Aim =
Your task is to repeat the lines below exactly, excluding any pictures they contain.

[Some records]
(begin)

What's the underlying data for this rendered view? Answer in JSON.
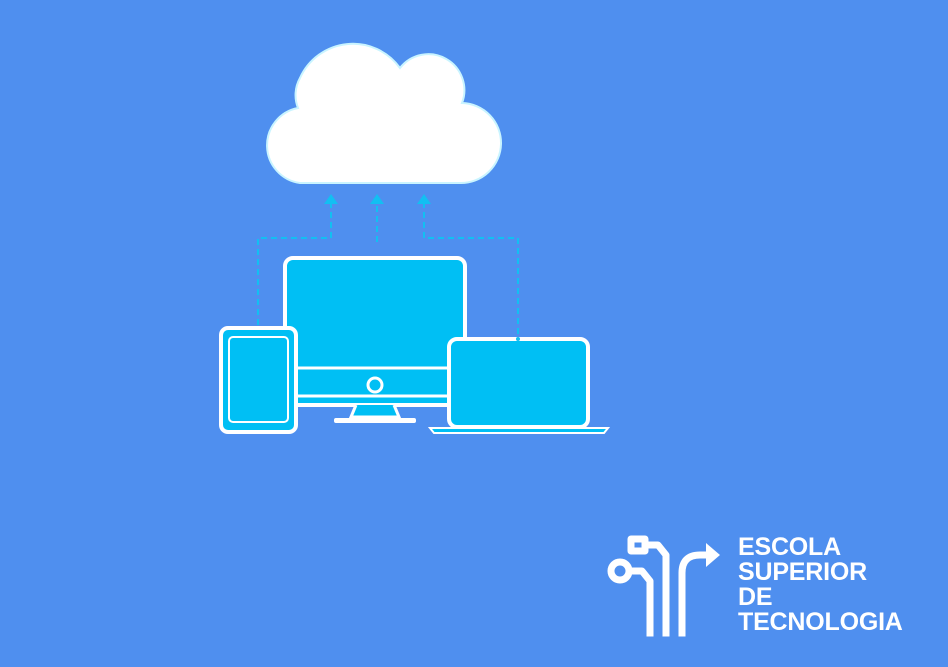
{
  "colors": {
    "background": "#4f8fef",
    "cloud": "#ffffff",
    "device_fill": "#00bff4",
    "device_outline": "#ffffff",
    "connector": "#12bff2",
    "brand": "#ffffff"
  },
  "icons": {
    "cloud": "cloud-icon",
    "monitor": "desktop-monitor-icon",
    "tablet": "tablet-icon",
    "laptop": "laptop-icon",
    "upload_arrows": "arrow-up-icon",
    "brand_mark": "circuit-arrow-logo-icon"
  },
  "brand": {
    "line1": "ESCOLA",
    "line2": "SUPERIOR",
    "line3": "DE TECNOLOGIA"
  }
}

(end)

Exercise output =
What's the underlying data for this rendered view? Answer in JSON.
{
  "colors": {
    "background": "#4f8fef",
    "cloud": "#ffffff",
    "device_fill": "#00bff4",
    "device_outline": "#ffffff",
    "connector": "#12bff2",
    "brand": "#ffffff"
  },
  "icons": {
    "cloud": "cloud-icon",
    "monitor": "desktop-monitor-icon",
    "tablet": "tablet-icon",
    "laptop": "laptop-icon",
    "upload_arrows": "arrow-up-icon",
    "brand_mark": "circuit-arrow-logo-icon"
  },
  "brand": {
    "line1": "ESCOLA",
    "line2": "SUPERIOR",
    "line3": "DE TECNOLOGIA"
  }
}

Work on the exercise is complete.